> [What is asked]:
Copy every line of the records below verbatim, leaving nothing out and changing nothing.

Region annotation records
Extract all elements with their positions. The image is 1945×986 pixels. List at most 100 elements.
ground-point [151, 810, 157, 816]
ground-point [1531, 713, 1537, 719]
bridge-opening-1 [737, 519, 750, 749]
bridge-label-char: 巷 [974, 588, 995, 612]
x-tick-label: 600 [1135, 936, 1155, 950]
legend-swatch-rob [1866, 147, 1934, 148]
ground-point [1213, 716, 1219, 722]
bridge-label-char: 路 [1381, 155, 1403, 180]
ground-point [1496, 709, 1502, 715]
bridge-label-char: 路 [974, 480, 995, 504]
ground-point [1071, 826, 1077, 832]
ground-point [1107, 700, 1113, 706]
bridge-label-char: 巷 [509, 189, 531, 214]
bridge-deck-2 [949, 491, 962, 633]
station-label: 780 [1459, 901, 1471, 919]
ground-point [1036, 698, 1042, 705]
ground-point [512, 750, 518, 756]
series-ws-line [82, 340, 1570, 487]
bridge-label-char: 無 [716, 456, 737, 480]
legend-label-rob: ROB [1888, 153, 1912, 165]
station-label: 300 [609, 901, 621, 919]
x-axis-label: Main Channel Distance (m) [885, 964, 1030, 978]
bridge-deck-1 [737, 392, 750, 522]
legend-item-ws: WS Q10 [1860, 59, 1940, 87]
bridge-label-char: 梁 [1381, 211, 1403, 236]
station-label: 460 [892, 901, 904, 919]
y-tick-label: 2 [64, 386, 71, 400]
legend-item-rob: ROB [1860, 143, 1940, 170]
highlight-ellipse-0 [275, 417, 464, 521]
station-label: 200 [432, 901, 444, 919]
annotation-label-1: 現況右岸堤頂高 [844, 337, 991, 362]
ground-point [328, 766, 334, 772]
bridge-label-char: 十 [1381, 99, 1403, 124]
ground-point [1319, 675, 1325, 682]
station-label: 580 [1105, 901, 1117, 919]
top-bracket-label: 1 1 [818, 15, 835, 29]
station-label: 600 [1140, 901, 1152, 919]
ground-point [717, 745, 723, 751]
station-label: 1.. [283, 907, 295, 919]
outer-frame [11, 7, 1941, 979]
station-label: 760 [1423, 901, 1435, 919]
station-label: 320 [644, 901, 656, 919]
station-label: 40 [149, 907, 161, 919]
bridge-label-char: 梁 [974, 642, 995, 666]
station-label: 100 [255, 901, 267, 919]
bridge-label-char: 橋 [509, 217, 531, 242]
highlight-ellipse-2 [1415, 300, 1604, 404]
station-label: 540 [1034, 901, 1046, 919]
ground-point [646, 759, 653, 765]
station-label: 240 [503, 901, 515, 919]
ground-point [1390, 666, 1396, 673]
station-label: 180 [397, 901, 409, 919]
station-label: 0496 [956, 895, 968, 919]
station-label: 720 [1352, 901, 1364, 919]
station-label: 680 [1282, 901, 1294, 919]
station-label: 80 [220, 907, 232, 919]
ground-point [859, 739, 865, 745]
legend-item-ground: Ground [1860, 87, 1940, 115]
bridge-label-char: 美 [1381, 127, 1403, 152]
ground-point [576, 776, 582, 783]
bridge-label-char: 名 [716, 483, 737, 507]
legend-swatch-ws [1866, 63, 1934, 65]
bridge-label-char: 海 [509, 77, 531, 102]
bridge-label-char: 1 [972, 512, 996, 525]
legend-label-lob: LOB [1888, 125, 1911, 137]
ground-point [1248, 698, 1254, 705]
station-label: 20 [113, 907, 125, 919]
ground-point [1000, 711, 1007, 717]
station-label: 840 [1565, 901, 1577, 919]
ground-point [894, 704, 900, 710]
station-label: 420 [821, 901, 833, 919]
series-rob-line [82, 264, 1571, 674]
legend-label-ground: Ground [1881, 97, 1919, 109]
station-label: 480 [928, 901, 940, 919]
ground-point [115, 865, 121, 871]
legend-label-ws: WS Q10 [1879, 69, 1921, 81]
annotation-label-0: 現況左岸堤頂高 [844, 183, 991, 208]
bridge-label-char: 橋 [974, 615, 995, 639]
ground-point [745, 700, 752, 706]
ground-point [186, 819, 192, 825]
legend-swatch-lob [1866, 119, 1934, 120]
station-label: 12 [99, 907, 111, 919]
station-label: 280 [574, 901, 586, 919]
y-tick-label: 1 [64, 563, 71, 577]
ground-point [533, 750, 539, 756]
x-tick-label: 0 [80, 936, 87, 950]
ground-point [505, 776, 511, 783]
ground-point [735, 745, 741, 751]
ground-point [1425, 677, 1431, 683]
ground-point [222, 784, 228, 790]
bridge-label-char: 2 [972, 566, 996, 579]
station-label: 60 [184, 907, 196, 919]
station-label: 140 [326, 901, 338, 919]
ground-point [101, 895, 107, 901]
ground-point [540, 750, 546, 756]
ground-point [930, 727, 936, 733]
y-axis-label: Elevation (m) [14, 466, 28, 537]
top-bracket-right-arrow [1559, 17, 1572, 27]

> [In response]:
Extract all elements with their positions. The image is 1945×986 pixels. List at most 100 elements.
ground-point [151, 810, 157, 816]
ground-point [1531, 713, 1537, 719]
bridge-opening-1 [737, 519, 750, 749]
bridge-label-char: 巷 [974, 588, 995, 612]
x-tick-label: 600 [1135, 936, 1155, 950]
legend-swatch-rob [1866, 147, 1934, 148]
ground-point [1213, 716, 1219, 722]
bridge-label-char: 路 [1381, 155, 1403, 180]
ground-point [1496, 709, 1502, 715]
bridge-label-char: 路 [974, 480, 995, 504]
ground-point [1071, 826, 1077, 832]
ground-point [1107, 700, 1113, 706]
bridge-label-char: 巷 [509, 189, 531, 214]
bridge-deck-2 [949, 491, 962, 633]
station-label: 780 [1459, 901, 1471, 919]
ground-point [1036, 698, 1042, 705]
ground-point [512, 750, 518, 756]
series-ws-line [82, 340, 1570, 487]
bridge-label-char: 無 [716, 456, 737, 480]
legend-label-rob: ROB [1888, 153, 1912, 165]
station-label: 300 [609, 901, 621, 919]
x-axis-label: Main Channel Distance (m) [885, 964, 1030, 978]
bridge-deck-1 [737, 392, 750, 522]
legend-item-ws: WS Q10 [1860, 59, 1940, 87]
bridge-label-char: 梁 [1381, 211, 1403, 236]
station-label: 460 [892, 901, 904, 919]
y-tick-label: 2 [64, 386, 71, 400]
legend-item-rob: ROB [1860, 143, 1940, 170]
highlight-ellipse-0 [275, 417, 464, 521]
station-label: 200 [432, 901, 444, 919]
annotation-label-1: 現況右岸堤頂高 [844, 337, 991, 362]
ground-point [328, 766, 334, 772]
bridge-label-char: 十 [1381, 99, 1403, 124]
ground-point [1319, 675, 1325, 682]
station-label: 580 [1105, 901, 1117, 919]
top-bracket-label: 1 1 [818, 15, 835, 29]
station-label: 600 [1140, 901, 1152, 919]
ground-point [717, 745, 723, 751]
station-label: 1.. [283, 907, 295, 919]
outer-frame [11, 7, 1941, 979]
station-label: 760 [1423, 901, 1435, 919]
station-label: 320 [644, 901, 656, 919]
station-label: 40 [149, 907, 161, 919]
bridge-label-char: 梁 [974, 642, 995, 666]
station-label: 100 [255, 901, 267, 919]
bridge-label-char: 橋 [509, 217, 531, 242]
highlight-ellipse-2 [1415, 300, 1604, 404]
station-label: 540 [1034, 901, 1046, 919]
ground-point [646, 759, 653, 765]
station-label: 240 [503, 901, 515, 919]
ground-point [1390, 666, 1396, 673]
station-label: 180 [397, 901, 409, 919]
station-label: 0496 [956, 895, 968, 919]
station-label: 720 [1352, 901, 1364, 919]
station-label: 680 [1282, 901, 1294, 919]
station-label: 80 [220, 907, 232, 919]
ground-point [859, 739, 865, 745]
legend-item-ground: Ground [1860, 87, 1940, 115]
bridge-label-char: 美 [1381, 127, 1403, 152]
ground-point [576, 776, 582, 783]
bridge-label-char: 名 [716, 483, 737, 507]
legend-swatch-ws [1866, 63, 1934, 65]
bridge-label-char: 海 [509, 77, 531, 102]
bridge-label-char: 1 [972, 512, 996, 525]
legend-label-lob: LOB [1888, 125, 1911, 137]
ground-point [1248, 698, 1254, 705]
station-label: 20 [113, 907, 125, 919]
ground-point [1000, 711, 1007, 717]
station-label: 840 [1565, 901, 1577, 919]
ground-point [894, 704, 900, 710]
station-label: 420 [821, 901, 833, 919]
series-rob-line [82, 264, 1571, 674]
legend-label-ground: Ground [1881, 97, 1919, 109]
station-label: 480 [928, 901, 940, 919]
ground-point [115, 865, 121, 871]
legend-label-ws: WS Q10 [1879, 69, 1921, 81]
annotation-label-0: 現況左岸堤頂高 [844, 183, 991, 208]
bridge-label-char: 橋 [974, 615, 995, 639]
ground-point [745, 700, 752, 706]
ground-point [186, 819, 192, 825]
legend-swatch-lob [1866, 119, 1934, 120]
station-label: 12 [99, 907, 111, 919]
station-label: 280 [574, 901, 586, 919]
y-tick-label: 1 [64, 563, 71, 577]
ground-point [533, 750, 539, 756]
x-tick-label: 0 [80, 936, 87, 950]
ground-point [505, 776, 511, 783]
ground-point [735, 745, 741, 751]
ground-point [1425, 677, 1431, 683]
ground-point [222, 784, 228, 790]
bridge-label-char: 2 [972, 566, 996, 579]
station-label: 60 [184, 907, 196, 919]
station-label: 140 [326, 901, 338, 919]
ground-point [101, 895, 107, 901]
ground-point [540, 750, 546, 756]
ground-point [930, 727, 936, 733]
y-axis-label: Elevation (m) [14, 466, 28, 537]
top-bracket-right-arrow [1559, 17, 1572, 27]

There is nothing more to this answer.